**Challenge**: Isolate every line in the records below with "annotation" in it.

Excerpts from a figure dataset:
* * *

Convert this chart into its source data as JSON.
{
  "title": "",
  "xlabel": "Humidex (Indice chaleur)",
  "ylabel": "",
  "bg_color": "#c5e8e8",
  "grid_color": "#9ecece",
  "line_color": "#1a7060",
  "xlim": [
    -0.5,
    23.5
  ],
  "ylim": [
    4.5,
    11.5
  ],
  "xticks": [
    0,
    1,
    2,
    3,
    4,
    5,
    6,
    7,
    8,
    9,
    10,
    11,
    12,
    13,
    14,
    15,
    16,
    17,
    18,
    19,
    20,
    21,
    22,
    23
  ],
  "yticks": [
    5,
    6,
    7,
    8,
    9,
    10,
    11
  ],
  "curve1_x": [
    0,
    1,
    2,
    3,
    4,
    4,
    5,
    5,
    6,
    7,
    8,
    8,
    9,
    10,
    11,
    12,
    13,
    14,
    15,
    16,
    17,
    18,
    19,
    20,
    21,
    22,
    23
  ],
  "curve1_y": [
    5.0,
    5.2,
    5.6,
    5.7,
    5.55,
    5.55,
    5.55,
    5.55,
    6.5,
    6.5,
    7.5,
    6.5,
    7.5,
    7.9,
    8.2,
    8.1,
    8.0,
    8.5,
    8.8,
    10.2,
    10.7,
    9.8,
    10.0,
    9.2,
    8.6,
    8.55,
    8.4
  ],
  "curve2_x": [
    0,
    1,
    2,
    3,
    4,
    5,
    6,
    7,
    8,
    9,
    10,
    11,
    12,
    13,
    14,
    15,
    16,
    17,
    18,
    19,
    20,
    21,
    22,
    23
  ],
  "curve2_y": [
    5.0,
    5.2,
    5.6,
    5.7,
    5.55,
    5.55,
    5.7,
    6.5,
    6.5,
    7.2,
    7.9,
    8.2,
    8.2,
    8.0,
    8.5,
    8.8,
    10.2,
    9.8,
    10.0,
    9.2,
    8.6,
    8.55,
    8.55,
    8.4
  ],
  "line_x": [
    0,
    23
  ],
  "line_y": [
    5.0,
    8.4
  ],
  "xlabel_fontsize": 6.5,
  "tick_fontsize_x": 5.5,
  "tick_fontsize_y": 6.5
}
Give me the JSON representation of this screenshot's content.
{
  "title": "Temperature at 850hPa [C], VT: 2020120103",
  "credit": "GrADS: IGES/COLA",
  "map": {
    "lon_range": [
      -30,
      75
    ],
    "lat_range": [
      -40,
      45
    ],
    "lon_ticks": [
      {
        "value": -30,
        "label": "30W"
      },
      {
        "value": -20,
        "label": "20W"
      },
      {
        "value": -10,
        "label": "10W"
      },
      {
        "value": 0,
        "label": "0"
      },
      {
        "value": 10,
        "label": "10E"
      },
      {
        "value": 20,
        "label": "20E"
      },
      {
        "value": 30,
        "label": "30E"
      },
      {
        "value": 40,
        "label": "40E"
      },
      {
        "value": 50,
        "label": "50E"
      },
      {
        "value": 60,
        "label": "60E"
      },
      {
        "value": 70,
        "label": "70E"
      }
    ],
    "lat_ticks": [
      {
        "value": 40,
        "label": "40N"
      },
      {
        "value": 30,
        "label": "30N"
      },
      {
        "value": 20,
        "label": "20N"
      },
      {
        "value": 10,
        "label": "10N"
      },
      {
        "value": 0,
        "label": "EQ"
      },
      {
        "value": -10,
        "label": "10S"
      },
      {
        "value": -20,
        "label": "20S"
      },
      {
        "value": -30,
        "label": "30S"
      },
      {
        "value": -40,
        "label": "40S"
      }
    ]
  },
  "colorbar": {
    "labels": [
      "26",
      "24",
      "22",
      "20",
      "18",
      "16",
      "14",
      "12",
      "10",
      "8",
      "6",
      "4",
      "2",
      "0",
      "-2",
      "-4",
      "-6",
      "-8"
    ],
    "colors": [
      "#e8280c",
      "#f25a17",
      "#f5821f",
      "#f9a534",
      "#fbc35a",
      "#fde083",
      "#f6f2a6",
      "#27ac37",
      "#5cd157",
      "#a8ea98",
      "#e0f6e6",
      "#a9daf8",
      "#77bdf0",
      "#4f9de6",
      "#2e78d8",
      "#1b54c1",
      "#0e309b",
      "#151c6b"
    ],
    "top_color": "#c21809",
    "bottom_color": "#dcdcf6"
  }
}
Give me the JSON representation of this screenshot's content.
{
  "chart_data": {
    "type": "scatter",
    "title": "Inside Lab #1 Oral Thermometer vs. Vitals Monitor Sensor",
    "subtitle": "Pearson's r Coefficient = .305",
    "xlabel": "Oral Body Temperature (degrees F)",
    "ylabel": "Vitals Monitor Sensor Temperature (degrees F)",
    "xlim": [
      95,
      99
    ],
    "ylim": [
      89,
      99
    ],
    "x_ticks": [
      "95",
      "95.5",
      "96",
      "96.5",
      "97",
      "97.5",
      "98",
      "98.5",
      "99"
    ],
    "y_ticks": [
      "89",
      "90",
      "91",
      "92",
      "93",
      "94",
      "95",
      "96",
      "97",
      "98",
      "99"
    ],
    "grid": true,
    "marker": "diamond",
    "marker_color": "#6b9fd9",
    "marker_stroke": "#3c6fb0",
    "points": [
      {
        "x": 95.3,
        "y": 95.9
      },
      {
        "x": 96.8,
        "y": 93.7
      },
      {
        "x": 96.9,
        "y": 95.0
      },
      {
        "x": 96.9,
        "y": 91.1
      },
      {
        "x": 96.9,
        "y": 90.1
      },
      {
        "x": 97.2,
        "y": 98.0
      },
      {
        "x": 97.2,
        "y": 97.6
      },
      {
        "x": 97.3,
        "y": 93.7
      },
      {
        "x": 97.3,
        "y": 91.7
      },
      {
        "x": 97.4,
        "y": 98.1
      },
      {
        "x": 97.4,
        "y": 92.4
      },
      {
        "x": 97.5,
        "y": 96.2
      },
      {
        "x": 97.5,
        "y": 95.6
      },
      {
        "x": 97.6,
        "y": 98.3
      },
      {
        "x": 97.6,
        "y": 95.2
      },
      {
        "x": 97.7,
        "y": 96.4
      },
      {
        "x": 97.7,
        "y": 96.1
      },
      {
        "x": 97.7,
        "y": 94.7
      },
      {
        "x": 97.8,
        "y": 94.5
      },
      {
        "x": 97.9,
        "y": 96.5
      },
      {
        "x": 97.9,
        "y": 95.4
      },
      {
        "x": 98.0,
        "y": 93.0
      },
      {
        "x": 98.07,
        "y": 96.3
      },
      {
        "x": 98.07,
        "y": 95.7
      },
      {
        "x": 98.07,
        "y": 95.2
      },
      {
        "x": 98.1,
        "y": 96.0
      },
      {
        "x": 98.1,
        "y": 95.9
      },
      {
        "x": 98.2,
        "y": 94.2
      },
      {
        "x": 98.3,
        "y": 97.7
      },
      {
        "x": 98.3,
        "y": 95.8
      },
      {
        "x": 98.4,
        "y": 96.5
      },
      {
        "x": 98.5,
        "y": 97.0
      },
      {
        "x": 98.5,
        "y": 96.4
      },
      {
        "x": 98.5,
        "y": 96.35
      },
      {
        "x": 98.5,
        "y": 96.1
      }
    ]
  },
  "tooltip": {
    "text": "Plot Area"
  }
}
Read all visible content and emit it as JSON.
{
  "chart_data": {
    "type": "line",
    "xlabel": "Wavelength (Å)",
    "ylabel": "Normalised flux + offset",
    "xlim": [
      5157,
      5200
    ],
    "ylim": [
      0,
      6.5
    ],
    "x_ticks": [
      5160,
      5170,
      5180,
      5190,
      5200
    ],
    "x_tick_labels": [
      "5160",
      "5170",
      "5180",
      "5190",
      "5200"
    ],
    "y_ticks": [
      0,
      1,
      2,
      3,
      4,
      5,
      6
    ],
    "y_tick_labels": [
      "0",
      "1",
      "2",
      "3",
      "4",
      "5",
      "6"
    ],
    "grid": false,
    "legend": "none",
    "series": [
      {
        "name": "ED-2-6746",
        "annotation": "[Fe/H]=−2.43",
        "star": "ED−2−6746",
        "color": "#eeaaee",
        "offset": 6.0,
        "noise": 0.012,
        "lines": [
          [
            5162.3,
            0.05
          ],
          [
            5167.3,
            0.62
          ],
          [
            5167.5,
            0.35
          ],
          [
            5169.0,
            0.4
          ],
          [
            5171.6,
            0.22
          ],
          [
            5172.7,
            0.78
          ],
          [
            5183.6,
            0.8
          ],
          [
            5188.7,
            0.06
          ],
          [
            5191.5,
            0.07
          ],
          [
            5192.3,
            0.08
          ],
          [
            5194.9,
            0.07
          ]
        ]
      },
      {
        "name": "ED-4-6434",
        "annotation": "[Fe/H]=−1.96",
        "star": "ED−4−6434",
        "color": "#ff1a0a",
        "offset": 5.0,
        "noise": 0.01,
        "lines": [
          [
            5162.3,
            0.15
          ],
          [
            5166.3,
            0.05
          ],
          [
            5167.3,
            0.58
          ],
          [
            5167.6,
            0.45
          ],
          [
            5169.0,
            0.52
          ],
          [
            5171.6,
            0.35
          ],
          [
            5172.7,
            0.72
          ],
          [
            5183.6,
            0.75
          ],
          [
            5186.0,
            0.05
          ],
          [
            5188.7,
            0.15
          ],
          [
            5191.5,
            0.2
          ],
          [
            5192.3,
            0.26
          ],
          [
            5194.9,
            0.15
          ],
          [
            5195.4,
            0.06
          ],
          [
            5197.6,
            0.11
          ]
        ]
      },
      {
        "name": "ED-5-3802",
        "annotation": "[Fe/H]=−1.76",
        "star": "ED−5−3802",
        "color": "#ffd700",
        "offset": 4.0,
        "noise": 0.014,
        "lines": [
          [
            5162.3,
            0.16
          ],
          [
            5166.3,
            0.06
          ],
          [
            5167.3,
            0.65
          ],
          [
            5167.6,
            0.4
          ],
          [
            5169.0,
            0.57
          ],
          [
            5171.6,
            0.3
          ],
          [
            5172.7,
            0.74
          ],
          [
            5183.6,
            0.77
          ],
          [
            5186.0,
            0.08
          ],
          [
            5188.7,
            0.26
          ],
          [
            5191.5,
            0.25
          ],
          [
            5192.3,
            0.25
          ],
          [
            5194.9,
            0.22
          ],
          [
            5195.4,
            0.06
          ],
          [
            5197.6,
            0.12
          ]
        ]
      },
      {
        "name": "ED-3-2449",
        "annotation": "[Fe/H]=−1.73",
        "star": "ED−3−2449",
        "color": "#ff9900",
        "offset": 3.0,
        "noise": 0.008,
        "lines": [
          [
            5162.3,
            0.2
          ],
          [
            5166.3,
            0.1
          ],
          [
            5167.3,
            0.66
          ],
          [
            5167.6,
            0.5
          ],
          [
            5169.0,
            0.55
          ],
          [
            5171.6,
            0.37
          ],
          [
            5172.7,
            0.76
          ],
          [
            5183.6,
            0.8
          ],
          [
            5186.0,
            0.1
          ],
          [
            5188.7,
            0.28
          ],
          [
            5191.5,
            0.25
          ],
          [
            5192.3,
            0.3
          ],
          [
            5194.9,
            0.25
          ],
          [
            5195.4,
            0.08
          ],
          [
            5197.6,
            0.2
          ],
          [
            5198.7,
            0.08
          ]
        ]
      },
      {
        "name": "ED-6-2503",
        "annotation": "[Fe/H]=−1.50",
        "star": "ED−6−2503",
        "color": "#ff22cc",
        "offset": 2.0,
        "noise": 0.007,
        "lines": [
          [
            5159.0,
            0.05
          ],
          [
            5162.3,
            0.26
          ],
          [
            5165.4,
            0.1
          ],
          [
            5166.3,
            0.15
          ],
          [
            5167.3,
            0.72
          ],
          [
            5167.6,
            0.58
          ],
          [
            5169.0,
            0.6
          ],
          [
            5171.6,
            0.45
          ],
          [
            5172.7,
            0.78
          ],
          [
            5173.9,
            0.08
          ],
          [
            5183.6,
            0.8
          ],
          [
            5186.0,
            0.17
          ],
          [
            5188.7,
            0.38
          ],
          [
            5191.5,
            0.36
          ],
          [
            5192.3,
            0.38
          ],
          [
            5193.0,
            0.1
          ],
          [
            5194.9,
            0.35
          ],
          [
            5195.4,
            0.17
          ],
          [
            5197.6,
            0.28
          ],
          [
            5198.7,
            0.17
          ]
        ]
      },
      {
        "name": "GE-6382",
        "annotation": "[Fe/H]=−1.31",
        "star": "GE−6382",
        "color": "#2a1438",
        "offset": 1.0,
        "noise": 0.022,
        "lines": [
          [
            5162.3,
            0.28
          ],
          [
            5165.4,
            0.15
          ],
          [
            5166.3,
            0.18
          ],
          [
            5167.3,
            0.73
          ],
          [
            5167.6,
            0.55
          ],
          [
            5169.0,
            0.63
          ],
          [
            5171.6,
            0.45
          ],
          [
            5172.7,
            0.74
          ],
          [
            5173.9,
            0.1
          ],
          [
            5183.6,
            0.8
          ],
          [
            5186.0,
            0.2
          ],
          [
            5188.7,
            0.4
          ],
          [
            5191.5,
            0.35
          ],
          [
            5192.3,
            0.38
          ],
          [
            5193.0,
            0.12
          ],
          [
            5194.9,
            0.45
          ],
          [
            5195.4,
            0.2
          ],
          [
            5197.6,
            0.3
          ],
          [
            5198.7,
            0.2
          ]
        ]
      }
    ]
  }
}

* * *

**The result**:
        "annotation": "[Fe/H]=−2.43",
        "annotation": "[Fe/H]=−1.96",
        "annotation": "[Fe/H]=−1.76",
        "annotation": "[Fe/H]=−1.73",
        "annotation": "[Fe/H]=−1.50",
        "annotation": "[Fe/H]=−1.31",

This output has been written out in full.